* [DATA FOR THE TASK]
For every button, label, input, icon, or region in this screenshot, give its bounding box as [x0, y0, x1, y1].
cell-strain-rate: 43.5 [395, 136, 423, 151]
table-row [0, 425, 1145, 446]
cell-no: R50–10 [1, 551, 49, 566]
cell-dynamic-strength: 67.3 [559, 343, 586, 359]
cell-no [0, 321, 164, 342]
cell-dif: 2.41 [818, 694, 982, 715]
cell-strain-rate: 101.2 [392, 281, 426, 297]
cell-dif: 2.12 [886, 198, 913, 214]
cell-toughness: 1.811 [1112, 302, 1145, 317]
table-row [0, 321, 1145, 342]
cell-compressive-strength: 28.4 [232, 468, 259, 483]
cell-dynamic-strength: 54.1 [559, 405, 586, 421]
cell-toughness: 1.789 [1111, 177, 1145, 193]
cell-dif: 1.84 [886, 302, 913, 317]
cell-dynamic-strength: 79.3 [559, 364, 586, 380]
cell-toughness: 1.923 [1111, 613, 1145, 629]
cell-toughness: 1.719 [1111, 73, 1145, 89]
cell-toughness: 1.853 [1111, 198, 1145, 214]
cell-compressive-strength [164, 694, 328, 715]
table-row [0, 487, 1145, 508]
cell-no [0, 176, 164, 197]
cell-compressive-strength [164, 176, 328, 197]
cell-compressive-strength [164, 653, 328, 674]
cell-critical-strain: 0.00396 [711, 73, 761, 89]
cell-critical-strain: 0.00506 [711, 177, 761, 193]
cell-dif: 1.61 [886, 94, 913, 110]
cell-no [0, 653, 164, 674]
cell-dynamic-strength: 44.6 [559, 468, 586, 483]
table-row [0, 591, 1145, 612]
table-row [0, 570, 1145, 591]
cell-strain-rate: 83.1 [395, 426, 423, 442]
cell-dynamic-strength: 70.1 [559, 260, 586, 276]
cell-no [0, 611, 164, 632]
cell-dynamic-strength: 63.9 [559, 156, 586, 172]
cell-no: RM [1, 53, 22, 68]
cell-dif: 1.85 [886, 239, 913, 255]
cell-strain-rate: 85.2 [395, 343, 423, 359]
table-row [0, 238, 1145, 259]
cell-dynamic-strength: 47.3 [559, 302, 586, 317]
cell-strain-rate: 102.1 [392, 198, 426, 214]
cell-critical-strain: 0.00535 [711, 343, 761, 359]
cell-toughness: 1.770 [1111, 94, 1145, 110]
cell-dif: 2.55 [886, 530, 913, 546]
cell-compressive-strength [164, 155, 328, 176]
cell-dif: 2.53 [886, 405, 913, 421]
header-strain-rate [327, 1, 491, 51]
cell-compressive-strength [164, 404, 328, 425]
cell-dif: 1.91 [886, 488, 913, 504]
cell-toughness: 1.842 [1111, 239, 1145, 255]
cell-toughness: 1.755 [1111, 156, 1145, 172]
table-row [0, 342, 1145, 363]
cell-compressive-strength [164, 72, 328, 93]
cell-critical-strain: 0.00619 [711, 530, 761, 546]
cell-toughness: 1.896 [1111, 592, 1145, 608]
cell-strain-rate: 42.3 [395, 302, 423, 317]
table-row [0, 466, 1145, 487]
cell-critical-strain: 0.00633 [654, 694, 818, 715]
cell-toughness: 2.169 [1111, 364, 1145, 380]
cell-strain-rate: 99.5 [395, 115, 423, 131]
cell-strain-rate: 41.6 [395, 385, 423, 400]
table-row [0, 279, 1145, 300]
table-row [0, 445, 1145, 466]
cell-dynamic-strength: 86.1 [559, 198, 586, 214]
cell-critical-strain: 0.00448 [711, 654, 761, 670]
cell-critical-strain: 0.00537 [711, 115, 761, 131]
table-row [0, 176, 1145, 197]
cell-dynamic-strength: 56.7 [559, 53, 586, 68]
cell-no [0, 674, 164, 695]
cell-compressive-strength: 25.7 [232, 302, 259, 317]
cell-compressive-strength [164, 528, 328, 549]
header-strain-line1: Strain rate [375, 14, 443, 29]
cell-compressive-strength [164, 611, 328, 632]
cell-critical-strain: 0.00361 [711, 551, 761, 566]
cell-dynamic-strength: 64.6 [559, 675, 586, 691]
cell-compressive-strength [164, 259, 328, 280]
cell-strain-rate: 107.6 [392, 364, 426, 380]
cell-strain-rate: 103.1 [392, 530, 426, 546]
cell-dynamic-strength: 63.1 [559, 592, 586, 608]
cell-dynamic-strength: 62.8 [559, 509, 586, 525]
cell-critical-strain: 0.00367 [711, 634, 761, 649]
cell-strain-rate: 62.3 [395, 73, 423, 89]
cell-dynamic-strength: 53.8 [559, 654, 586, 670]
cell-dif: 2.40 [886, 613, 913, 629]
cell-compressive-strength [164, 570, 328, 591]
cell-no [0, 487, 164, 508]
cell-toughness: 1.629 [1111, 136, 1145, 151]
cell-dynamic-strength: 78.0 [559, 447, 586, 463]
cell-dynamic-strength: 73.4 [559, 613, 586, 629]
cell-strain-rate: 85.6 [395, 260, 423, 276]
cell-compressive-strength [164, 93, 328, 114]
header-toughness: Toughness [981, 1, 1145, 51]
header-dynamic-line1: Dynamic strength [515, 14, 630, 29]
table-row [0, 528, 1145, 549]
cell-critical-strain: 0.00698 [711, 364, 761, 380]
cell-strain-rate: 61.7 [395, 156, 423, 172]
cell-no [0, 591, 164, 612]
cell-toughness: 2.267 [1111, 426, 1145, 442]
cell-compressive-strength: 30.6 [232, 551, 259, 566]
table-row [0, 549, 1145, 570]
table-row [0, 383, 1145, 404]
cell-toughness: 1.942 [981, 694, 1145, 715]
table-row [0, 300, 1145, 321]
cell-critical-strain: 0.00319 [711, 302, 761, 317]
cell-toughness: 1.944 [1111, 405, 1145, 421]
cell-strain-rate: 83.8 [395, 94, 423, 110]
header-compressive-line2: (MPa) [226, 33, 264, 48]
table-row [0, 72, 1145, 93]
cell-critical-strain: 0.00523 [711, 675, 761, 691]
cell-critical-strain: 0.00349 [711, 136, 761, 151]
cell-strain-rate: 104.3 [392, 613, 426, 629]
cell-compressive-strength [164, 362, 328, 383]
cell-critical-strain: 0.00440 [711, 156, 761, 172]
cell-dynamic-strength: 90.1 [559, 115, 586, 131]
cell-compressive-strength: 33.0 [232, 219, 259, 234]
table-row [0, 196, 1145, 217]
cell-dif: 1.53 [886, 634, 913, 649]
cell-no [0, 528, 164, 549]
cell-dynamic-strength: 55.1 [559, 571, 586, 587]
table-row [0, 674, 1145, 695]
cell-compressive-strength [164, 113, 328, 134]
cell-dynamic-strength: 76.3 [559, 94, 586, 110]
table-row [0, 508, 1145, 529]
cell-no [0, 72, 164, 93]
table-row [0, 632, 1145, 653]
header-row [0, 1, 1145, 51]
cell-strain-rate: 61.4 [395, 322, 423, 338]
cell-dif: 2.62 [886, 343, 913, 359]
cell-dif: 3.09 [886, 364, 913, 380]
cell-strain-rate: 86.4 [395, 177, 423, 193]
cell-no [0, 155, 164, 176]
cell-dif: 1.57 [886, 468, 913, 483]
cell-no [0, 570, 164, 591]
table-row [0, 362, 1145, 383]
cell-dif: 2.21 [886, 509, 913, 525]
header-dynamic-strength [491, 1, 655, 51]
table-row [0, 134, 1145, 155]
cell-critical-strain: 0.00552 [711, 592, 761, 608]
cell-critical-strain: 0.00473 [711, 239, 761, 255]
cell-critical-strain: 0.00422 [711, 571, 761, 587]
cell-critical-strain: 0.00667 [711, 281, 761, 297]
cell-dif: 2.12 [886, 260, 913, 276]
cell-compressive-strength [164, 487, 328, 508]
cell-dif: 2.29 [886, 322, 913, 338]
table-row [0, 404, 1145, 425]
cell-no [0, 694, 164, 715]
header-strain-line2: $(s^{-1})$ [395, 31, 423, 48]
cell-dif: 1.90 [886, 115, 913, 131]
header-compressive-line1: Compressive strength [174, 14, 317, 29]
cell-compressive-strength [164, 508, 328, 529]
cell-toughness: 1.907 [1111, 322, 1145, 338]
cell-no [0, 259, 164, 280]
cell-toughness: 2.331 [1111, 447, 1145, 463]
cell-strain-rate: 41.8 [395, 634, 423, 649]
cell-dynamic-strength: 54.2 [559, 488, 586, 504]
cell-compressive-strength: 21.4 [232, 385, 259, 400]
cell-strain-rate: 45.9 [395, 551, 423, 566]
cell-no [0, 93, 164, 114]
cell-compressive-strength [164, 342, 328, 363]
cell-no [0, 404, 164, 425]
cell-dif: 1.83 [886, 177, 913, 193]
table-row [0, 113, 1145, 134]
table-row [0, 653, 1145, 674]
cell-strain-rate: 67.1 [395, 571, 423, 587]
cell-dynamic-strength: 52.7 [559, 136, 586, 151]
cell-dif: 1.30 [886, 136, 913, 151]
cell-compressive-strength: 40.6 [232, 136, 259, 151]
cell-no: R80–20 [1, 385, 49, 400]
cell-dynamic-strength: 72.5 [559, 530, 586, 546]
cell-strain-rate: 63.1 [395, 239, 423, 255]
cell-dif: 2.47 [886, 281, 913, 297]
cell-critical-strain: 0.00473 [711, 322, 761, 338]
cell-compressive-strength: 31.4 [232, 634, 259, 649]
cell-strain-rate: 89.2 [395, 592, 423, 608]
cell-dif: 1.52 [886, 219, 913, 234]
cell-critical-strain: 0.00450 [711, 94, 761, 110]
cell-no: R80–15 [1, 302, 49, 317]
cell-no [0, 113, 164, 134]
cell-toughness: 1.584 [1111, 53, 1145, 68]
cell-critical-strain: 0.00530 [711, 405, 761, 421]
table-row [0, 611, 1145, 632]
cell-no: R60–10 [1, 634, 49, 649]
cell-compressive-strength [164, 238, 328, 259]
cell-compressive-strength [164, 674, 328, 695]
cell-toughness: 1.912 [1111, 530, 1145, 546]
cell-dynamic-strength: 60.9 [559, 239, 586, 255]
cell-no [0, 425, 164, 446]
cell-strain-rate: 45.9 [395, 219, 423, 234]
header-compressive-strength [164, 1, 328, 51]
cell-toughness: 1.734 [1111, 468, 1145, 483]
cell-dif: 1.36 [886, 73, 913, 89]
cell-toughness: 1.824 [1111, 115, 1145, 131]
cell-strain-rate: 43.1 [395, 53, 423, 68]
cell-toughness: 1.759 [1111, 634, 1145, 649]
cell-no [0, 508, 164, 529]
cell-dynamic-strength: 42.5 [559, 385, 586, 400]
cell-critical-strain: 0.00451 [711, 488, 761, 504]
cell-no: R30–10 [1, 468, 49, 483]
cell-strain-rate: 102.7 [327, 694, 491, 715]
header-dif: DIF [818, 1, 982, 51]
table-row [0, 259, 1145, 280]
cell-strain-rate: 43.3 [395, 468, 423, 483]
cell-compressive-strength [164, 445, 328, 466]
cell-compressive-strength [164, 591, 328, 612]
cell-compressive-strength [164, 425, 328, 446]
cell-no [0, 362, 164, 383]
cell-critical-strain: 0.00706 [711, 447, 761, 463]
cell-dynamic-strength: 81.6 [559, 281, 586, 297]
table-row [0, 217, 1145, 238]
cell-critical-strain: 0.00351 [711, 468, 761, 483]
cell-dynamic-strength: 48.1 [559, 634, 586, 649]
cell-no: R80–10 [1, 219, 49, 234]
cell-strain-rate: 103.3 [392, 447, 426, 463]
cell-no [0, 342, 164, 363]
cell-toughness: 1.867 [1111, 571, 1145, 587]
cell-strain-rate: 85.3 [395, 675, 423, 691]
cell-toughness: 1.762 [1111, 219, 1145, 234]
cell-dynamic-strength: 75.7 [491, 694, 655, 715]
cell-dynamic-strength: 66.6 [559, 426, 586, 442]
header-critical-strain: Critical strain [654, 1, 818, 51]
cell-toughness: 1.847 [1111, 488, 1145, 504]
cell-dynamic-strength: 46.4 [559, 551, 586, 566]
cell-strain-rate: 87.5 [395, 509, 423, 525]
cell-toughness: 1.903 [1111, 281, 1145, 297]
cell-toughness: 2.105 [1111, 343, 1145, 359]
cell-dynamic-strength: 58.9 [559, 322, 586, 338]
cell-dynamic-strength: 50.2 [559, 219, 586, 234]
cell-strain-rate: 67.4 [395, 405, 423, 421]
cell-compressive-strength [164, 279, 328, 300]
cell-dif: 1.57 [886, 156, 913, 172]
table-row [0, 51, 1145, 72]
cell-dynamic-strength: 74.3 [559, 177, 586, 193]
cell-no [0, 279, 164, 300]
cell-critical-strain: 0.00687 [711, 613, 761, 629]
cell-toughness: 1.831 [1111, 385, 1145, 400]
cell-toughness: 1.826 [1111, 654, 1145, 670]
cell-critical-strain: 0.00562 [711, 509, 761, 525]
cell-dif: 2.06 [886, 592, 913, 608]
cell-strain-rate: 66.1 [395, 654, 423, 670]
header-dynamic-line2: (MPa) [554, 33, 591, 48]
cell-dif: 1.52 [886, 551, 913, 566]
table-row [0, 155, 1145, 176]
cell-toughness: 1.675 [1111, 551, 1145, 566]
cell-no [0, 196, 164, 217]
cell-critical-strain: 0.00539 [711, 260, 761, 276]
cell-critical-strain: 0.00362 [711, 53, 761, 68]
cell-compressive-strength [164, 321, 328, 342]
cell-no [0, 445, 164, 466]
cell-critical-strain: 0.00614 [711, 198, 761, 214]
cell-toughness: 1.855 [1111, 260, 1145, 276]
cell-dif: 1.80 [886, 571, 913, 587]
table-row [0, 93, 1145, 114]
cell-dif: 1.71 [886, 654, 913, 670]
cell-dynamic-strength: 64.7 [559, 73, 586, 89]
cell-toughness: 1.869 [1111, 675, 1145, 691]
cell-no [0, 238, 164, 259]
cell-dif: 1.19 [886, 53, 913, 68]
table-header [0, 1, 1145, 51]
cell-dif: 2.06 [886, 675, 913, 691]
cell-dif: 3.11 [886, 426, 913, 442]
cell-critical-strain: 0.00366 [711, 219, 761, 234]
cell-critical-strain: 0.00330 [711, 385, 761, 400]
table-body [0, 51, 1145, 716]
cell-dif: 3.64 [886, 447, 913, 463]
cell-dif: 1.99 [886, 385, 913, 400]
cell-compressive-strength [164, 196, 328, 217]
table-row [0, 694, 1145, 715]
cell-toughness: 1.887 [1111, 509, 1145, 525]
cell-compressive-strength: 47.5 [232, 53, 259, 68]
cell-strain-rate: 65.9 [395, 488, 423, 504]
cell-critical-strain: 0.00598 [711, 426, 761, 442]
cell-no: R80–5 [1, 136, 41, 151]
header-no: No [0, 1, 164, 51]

* [WHAT YOU ARE ASKED TO DO] Give the data above, from its first line through the line that contains "table-row [0, 321, 1145, 342]" (both ends included), as a JSON list of strings with one string per line, skipping any blank lines.

* [ANSWER TO THIS TASK]
[
  "For every button, label, input, icon, or region in this screenshot, give its bounding box as [x0, y0, x1, y1].",
  "cell-strain-rate: 43.5 [395, 136, 423, 151]",
  "table-row [0, 425, 1145, 446]",
  "cell-no: R50–10 [1, 551, 49, 566]",
  "cell-dynamic-strength: 67.3 [559, 343, 586, 359]",
  "cell-no [0, 321, 164, 342]",
  "cell-dif: 2.41 [818, 694, 982, 715]",
  "cell-strain-rate: 101.2 [392, 281, 426, 297]",
  "cell-dif: 2.12 [886, 198, 913, 214]",
  "cell-toughness: 1.811 [1112, 302, 1145, 317]",
  "table-row [0, 321, 1145, 342]"
]